**Goal:**
Go over the entries below line by line, copying each one that contains the word "JSON".

**Entries supplied:**
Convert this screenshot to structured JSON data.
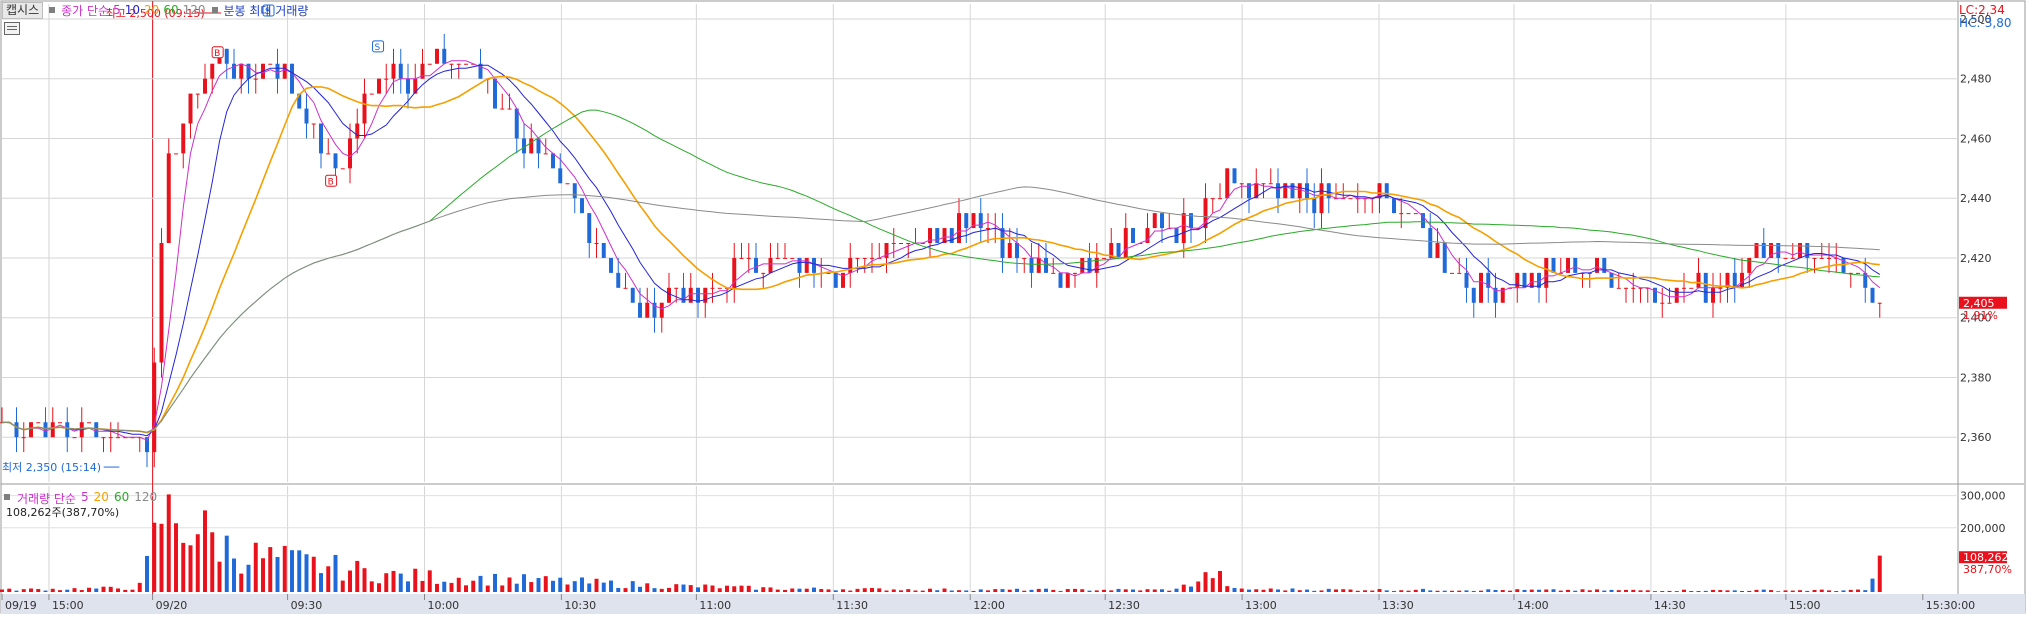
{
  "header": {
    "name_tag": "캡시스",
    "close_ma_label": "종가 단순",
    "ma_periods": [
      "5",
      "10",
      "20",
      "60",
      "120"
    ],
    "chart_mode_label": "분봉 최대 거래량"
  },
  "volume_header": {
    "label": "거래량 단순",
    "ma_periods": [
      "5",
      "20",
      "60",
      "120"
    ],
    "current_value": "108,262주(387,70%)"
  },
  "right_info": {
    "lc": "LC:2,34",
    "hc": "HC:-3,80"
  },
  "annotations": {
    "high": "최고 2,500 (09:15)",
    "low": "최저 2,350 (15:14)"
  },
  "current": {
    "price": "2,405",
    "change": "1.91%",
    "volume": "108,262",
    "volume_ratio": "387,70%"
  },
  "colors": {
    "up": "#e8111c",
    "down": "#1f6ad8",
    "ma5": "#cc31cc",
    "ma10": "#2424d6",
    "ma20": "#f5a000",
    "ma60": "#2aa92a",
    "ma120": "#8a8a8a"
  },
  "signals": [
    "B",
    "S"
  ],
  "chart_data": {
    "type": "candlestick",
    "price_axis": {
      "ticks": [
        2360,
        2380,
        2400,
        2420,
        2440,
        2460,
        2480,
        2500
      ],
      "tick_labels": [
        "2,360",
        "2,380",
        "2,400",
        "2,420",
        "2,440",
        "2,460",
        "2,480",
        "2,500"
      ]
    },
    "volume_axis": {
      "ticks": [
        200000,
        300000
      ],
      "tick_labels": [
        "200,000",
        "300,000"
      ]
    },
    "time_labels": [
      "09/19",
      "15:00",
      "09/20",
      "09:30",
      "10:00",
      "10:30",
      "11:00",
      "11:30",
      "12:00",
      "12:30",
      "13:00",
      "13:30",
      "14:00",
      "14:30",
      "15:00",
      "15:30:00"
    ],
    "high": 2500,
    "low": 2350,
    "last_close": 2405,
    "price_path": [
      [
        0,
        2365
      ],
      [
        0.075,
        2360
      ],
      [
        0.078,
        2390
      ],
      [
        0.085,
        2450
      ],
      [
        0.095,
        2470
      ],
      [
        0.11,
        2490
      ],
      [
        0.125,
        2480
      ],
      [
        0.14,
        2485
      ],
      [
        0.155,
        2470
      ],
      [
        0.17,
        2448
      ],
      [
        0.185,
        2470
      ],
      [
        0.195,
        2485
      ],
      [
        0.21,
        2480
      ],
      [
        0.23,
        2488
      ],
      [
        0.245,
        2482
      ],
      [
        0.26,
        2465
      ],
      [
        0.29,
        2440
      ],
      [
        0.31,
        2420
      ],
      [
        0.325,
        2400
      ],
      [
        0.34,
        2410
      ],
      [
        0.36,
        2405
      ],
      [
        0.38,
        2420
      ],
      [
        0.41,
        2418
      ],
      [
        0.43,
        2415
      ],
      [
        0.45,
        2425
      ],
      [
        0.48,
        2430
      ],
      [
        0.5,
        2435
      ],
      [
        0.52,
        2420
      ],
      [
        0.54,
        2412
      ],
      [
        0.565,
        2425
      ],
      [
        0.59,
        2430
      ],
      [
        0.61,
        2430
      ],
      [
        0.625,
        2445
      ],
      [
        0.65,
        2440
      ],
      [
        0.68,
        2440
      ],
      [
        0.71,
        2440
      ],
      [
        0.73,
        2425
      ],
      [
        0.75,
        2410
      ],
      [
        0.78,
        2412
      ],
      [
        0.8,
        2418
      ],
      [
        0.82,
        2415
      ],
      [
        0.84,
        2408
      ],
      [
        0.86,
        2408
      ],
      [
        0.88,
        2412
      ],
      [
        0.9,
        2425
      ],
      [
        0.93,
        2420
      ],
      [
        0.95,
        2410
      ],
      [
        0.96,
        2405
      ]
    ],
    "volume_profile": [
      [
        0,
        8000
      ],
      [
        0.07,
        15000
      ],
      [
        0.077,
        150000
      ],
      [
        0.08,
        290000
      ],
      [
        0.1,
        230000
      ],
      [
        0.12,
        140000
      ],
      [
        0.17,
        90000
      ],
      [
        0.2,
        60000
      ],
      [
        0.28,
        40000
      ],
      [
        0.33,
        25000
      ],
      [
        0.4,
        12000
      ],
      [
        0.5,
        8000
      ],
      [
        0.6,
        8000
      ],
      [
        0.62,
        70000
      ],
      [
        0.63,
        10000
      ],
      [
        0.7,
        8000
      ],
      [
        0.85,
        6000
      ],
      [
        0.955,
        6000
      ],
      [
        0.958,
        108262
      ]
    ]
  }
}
==
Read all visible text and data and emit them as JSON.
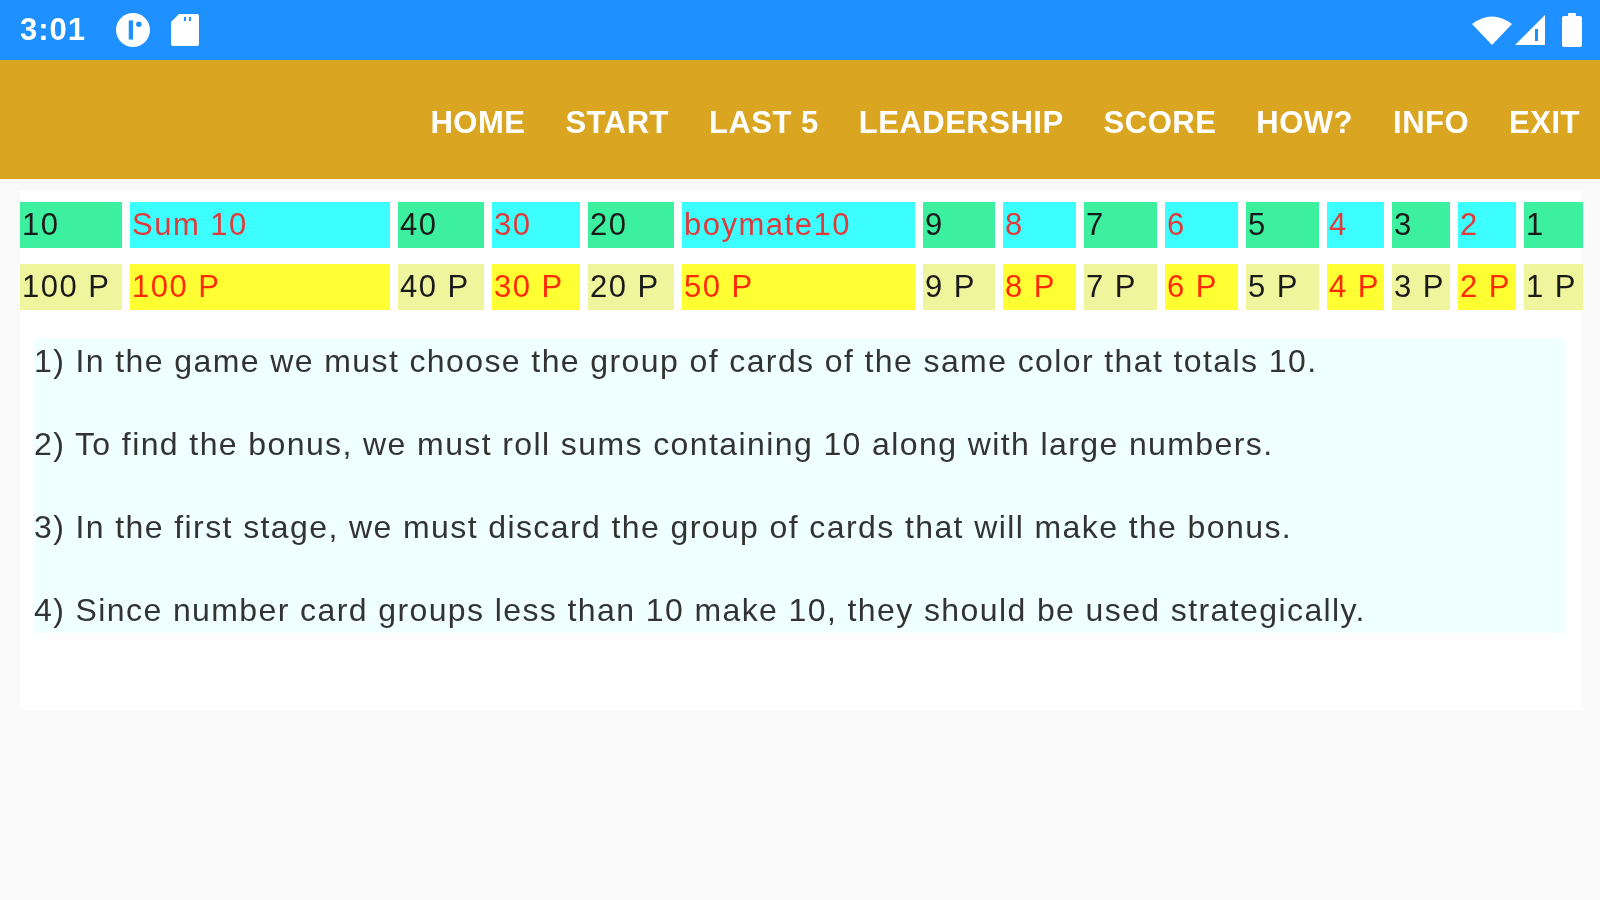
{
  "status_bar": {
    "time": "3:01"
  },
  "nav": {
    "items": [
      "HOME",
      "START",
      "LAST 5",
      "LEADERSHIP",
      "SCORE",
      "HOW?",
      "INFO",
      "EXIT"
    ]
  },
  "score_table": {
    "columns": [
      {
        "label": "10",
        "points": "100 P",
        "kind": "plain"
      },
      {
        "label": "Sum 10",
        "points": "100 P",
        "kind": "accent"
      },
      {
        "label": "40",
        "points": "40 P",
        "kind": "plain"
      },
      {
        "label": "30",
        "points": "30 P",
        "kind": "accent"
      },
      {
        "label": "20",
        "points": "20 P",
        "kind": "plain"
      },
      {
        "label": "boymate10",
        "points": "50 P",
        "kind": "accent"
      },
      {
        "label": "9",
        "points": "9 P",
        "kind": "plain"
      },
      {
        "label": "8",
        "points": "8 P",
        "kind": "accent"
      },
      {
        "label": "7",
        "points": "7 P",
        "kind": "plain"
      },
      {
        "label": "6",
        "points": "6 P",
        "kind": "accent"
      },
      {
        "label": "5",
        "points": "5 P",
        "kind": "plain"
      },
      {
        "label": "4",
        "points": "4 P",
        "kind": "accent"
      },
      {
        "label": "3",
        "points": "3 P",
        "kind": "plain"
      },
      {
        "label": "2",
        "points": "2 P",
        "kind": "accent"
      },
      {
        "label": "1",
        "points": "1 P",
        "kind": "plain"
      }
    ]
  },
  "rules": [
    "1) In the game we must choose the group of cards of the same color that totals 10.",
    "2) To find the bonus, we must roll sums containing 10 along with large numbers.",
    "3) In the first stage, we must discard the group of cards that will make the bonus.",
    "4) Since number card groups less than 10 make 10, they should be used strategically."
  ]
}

**Exercise answer:**
Convert this screenshot to structured JSON data.
Read all visible text and data and emit them as JSON.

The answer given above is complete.